* _Stated problem 1_:
Answer these questions about the corrosion inhibitor excerpt:
(a) Which industries does it name as using mild steel widely?
(b) Through which atoms is the inhibitor adsorbed on the metal surface?
(c) Which adsorption isotherm did the reported study on 4 amino N-benzylidene-benzamide suggest?

* _Text excerpt_:

Benzylidene Schiff Base Corrosion Inhibition and Electrochemical Studies of Mild Steel in 1M HCI and 0.5M H₂SO₄ Acidic Solutions

Introduction

Metal corrosion process happens frequently which mainly ensue and directly affect the industrial equipment. The mild steel is extensively utilized for build materials reason in many industries such as petroleum production industry, power generation plants and cooling tower. Normally, Hydrochloric acid and sulphuric acid solutions specifically has been used for cleaning purpose when acidizing functions cause possibility to happen corrosion in the steel. The inhibitor used to protect corrosion for that intention prepare organic compound contains hetero atoms utilized for excellent corrosion inhibitor of steel present in acidic media. The inhibitor is adsorbed on metal surface by the means of the electron donating N, S, P and O atoms as well as double/ triple bonds or aromatic ring ¹.

Recently, derivatives of Benzylidene amine Schiff base molecules expressed by the formula C₆H₅ – CH = N ̶ C₆H₅ are considered a significant inhibitor behavior because of presence azomethine group –CH = N and aromatic ring pi-electron. These molecules are thin hence their products are reducing rate of corrosion since slowing anodic reaction ². Ece altunbas sahin et al. ³ reported that corrosion effect in 1 N HCI  of using synthesized 4 amino N  ̶   benzylidene  ̶   benzamide Schiff base suggested that Langmuir adsorption isotherm for adsorption process and protective film was formed homogeneously on the metal steel develops inhibition capacity due to presence of  amine and aldehydes involving in inhibition action.

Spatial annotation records
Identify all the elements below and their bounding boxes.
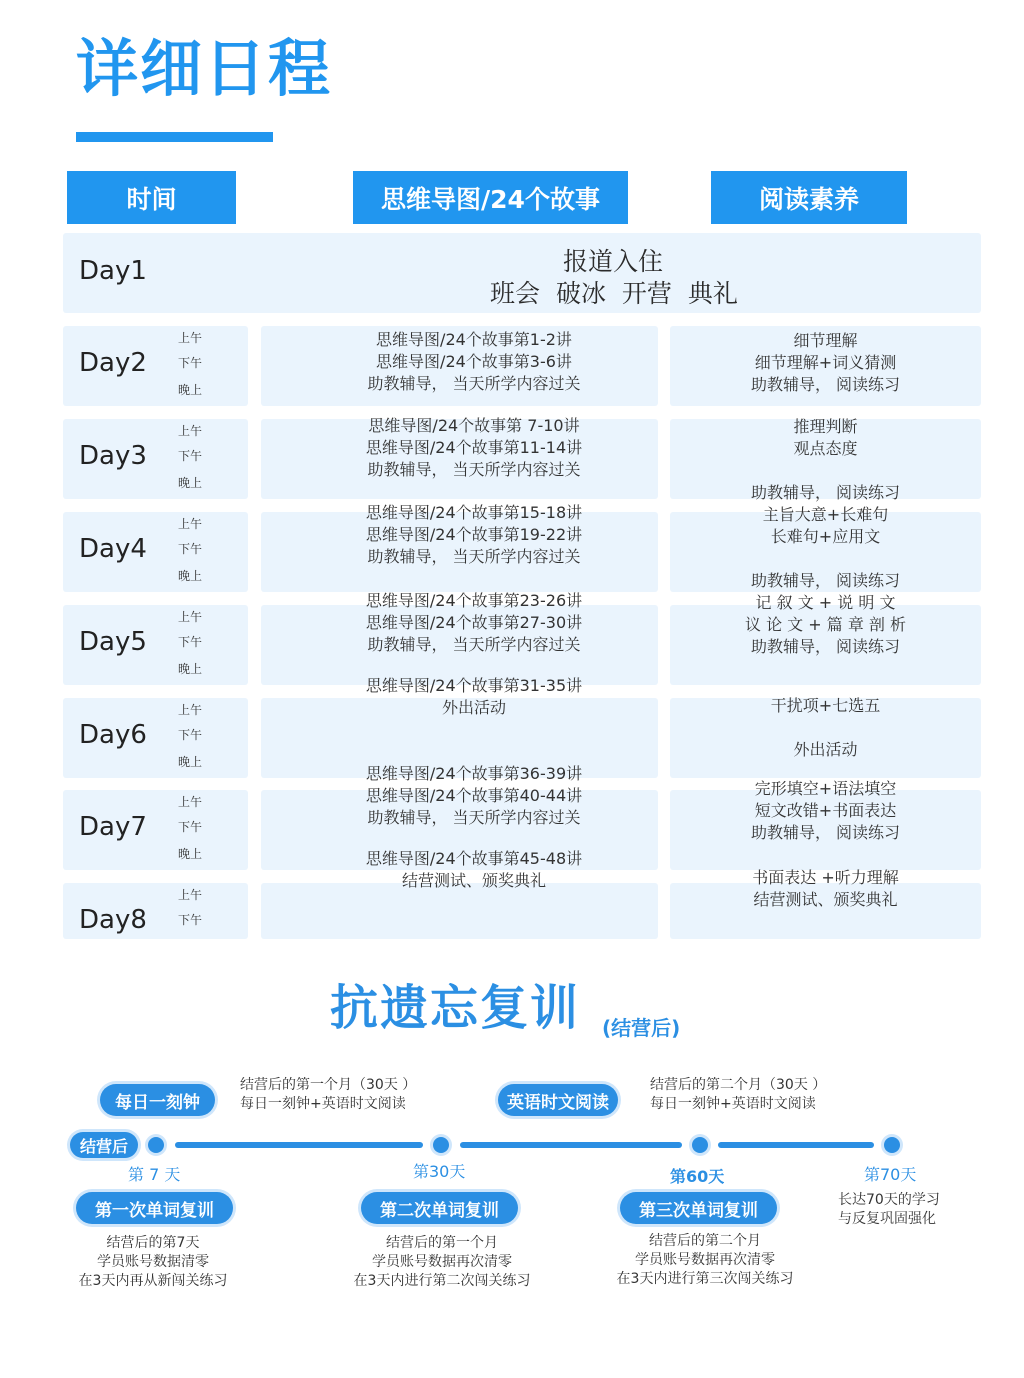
reading-text [670,695,981,761]
reading-line: 细节理解 [793,331,858,350]
mark-day70: 第70天 [864,1165,917,1184]
slot-label: 晚上 [178,847,203,861]
column-header-reading: 阅读素养 [711,171,907,224]
mindmap-line: 助教辅导， 当天所学内容过关 [367,460,581,479]
mindmap-line: 思维导图/24个故事第31-35讲 [365,676,583,695]
reading-line: 细节理解+词义猜测 [754,353,897,372]
mindmap-line: 思维导图/24个故事第 7-10讲 [368,416,580,435]
mindmap-text [261,675,687,719]
reading-line: 观点态度 [793,439,858,458]
mindmap-line: 思维导图/24个故事第23-26讲 [365,591,583,610]
review-title: 抗遗忘复训 [330,980,581,1036]
slot-label: 下午 [178,728,203,742]
day-label: Day4 [79,534,147,564]
mindmap-line: 思维导图/24个故事第15-18讲 [365,503,583,522]
reading-line: 短文改错+书面表达 [754,801,897,820]
slot-label: 下午 [178,913,203,927]
mindmap-text [261,590,687,656]
reading-line: 外出活动 [793,740,858,759]
page-title: 详细日程 [76,32,333,105]
mindmap-line: 思维导图/24个故事第40-44讲 [365,786,583,805]
reading-text [670,416,981,504]
slot-label: 上午 [178,424,203,438]
reading-line [670,717,981,739]
slot-label: 下午 [178,820,203,834]
reading-line [670,548,981,570]
mindmap-text [261,415,687,481]
note-month2: 结营后的第二个月（30天 ） 每日一刻钟+英语时文阅读 [650,1077,827,1112]
mindmap-line: 思维导图/24个故事第36-39讲 [365,764,583,783]
mark-day60: 第60天 [670,1167,725,1186]
reading-line: 助教辅导， 阅读练习 [750,571,901,590]
review-subtitle: (结营后) [602,1016,681,1040]
mindmap-line: 外出活动 [441,698,506,717]
day1-label: Day1 [79,256,147,286]
mindmap-line: 结营测试、颁奖典礼 [401,871,546,890]
mindmap-line: 思维导图/24个故事第19-22讲 [365,525,583,544]
slot-label: 上午 [178,703,203,717]
reading-line: 议 论 文 + 篇 章 剖 析 [744,615,906,634]
reading-line [670,460,981,482]
reading-line: 助教辅导， 阅读练习 [750,823,901,842]
slot-label: 下午 [178,542,203,556]
mindmap-line: 思维导图/24个故事第1-2讲 [376,330,572,349]
mindmap-line: 思维导图/24个故事第27-30讲 [365,613,583,632]
slot-label: 上午 [178,517,203,531]
mindmap-line: 助教辅导， 当天所学内容过关 [367,635,581,654]
reading-line: 结营测试、颁奖典礼 [753,890,898,909]
day-label: Day3 [79,441,147,471]
timeline-segment [175,1142,423,1148]
slot-label: 上午 [178,610,203,624]
day1-activities: 班会 破冰 开营 典礼 [490,279,738,308]
slot-label: 下午 [178,449,203,463]
mark-day7: 第 7 天 [128,1165,181,1184]
note-first-review: 结营后的第7天 学员账号数据清零 在3天内再从新闯关练习 [78,1235,228,1289]
day-label: Day6 [79,720,147,750]
slot-label: 晚上 [178,569,203,583]
pill-daily-quarter: 每日一刻钟 [100,1084,215,1116]
reading-line: 干扰项+七选五 [770,696,881,715]
column-header-mindmap: 思维导图/24个故事 [353,171,628,224]
reading-line: 助教辅导， 阅读练习 [750,637,901,656]
day-label: Day5 [79,627,147,657]
mindmap-line: 助教辅导， 当天所学内容过关 [367,547,581,566]
note-month1: 结营后的第一个月（30天 ） 每日一刻钟+英语时文阅读 [240,1077,417,1112]
mindmap-line: 助教辅导， 当天所学内容过关 [367,374,581,393]
reading-text [670,867,981,911]
day1-checkin: 报道入住 [563,247,664,276]
timeline-dot-day7 [148,1137,164,1153]
timeline-dot-day60 [692,1137,708,1153]
reading-line: 记 叙 文 + 说 明 文 [755,593,896,612]
timeline-dot-day70 [884,1137,900,1153]
mindmap-line: 助教辅导， 当天所学内容过关 [367,808,581,827]
mark-day30: 第30天 [413,1162,466,1181]
reading-text [670,504,981,592]
note-70-days: 长达70天的学习 与反复巩固强化 [838,1192,940,1227]
mindmap-text [261,329,687,395]
reading-text [670,778,981,844]
reading-line: 书面表达 +听力理解 [752,868,899,887]
reading-line: 完形填空+语法填空 [754,779,897,798]
slot-label: 上午 [178,888,203,902]
pill-first-review: 第一次单词复训 [76,1192,233,1224]
reading-line: 助教辅导， 阅读练习 [750,483,901,502]
timeline-dot-day30 [433,1137,449,1153]
day-label: Day2 [79,348,147,378]
column-header-time: 时间 [67,171,236,224]
mindmap-line: 思维导图/24个故事第45-48讲 [365,849,583,868]
timeline-segment [718,1142,874,1148]
day-label: Day7 [79,812,147,842]
mindmap-text [261,848,687,892]
slot-label: 上午 [178,795,203,809]
mindmap-line: 思维导图/24个故事第11-14讲 [365,438,583,457]
reading-text [670,330,981,396]
slot-label: 上午 [178,331,203,345]
pill-third-review: 第三次单词复训 [620,1192,777,1224]
reading-text [670,592,981,658]
slot-label: 晚上 [178,662,203,676]
timeline-segment [460,1142,682,1148]
slot-label: 下午 [178,356,203,370]
pill-second-review: 第二次单词复训 [361,1192,518,1224]
title-underline [76,132,273,142]
mindmap-text [261,502,687,568]
pill-english-reading: 英语时文阅读 [498,1084,618,1116]
reading-line: 推理判断 [793,417,858,436]
day-label: Day8 [79,905,147,935]
mindmap-line: 思维导图/24个故事第3-6讲 [376,352,572,371]
slot-label: 晚上 [178,383,203,397]
slot-label: 晚上 [178,755,203,769]
pill-camp-end: 结营后 [70,1132,138,1158]
reading-line: 主旨大意+长难句 [762,505,889,524]
reading-line: 助教辅导， 阅读练习 [750,375,901,394]
note-third-review: 结营后的第二个月 学员账号数据再次清零 在3天内进行第三次闯关练习 [616,1233,794,1287]
slot-label: 下午 [178,635,203,649]
mindmap-text [261,763,687,829]
note-second-review: 结营后的第一个月 学员账号数据再次清零 在3天内进行第二次闯关练习 [353,1235,531,1289]
slot-label: 晚上 [178,476,203,490]
reading-line: 长难句+应用文 [770,527,881,546]
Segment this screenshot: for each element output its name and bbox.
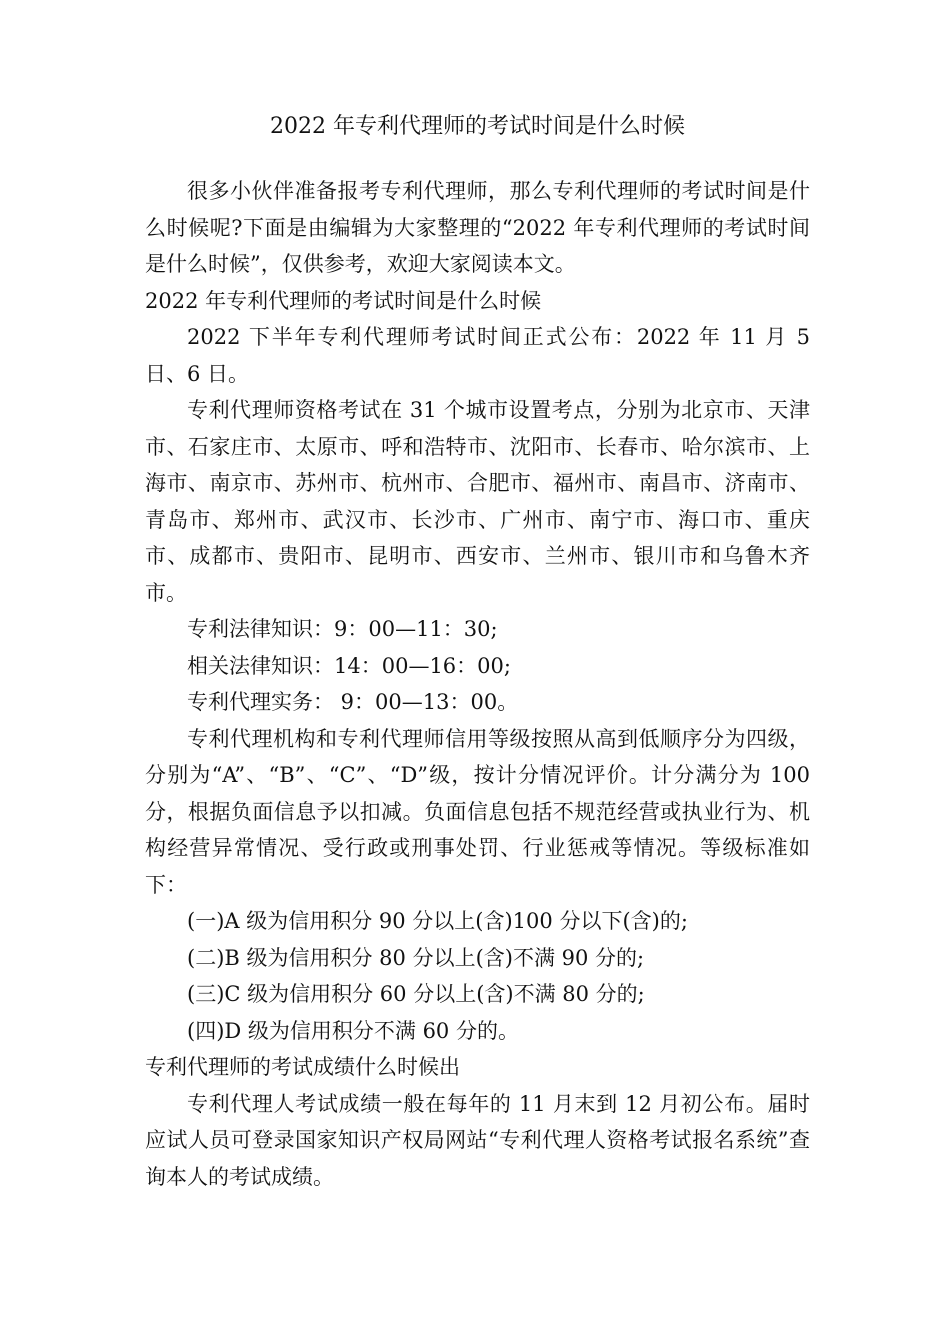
document-title: 2022 年专利代理师的考试时间是什么时候 <box>270 114 685 139</box>
schedule-patent-law: 专利法律知识：9：00—11：30; <box>187 617 498 641</box>
exam-cities-paragraph: 专利代理师资格考试在 31 个城市设置考点，分别为北京市、天津市、石家庄市、太原市、呼和浩特市、沈阳市、长春市、哈尔滨市、上海市、南京市、苏州市、杭州市、合肥市、福州市、南昌市、济南市、青岛市、郑州市、武汉市、长沙市、广州市、南宁市、海口市、重庆市、成都市、贵阳市、昆明市、西安市、兰州市、银川市和乌鲁木齐市。 <box>145 398 810 605</box>
section-heading-results: 专利代理师的考试成绩什么时候出 <box>145 1055 460 1079</box>
credit-level-a: (一)A 级为信用积分 90 分以上(含)100 分以下(含)的; <box>187 909 688 933</box>
schedule-related-law: 相关法律知识：14：00—16：00; <box>187 653 511 678</box>
document-body <box>145 105 810 1195</box>
section-heading-exam-time: 2022 年专利代理师的考试时间是什么时候 <box>145 288 542 313</box>
intro-paragraph: 很多小伙伴准备报考专利代理师，那么专利代理师的考试时间是什么时候呢?下面是由编辑为大家整理的“2022 年专利代理师的考试时间是什么时候”，仅供参考，欢迎大家阅读本文。 <box>145 179 810 276</box>
exam-date-paragraph: 2022 下半年专利代理师考试时间正式公布：2022 年 11 月 5 日、6 日。 <box>145 325 810 386</box>
schedule-practice: 专利代理实务： 9：00—13：00。 <box>187 690 519 714</box>
credit-level-d: (四)D 级为信用积分不满 60 分的。 <box>187 1018 519 1043</box>
credit-level-paragraph: 专利代理机构和专利代理师信用等级按照从高到低顺序分为四级，分别为“A”、“B”、“C”、“D”级，按计分情况评价。计分满分为 100 分，根据负面信息予以扣减。负面信息包括不规范经营或执业行为、机构经营异常情况、受行政或刑事处罚、行业惩戒等情况。等级标准如下： <box>145 726 810 897</box>
credit-level-c: (三)C 级为信用积分 60 分以上(含)不满 80 分的; <box>187 982 645 1006</box>
credit-level-b: (二)B 级为信用积分 80 分以上(含)不满 90 分的; <box>187 945 645 970</box>
results-paragraph: 专利代理人考试成绩一般在每年的 11 月末到 12 月初公布。届时应试人员可登录国家知识产权局网站“专利代理人资格考试报名系统”查询本人的考试成绩。 <box>145 1091 810 1189</box>
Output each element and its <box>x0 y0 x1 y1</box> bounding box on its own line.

* _Stated problem 2_:
In the records, rewrite the lines starting at the one with "document-title: 2022 年专利代理师的考试时间是什么时候" and ending at the one with "schedule-patent-law: 专利法律知识：9：00—11：30; <box>187", putting "page-title" in place of "document-title". Give back only those lines.

* _Solution 1_:
(a) Petroleum production, power generation plants and cooling towers.
(b) N, S, P and O atoms.
(c) The Langmuir adsorption isotherm.

* _Solution 2_:
page-title: 2022 年专利代理师的考试时间是什么时候 <box>270 114 685 139</box>
schedule-patent-law: 专利法律知识：9：00—11：30; <box>187 617 498 641</box>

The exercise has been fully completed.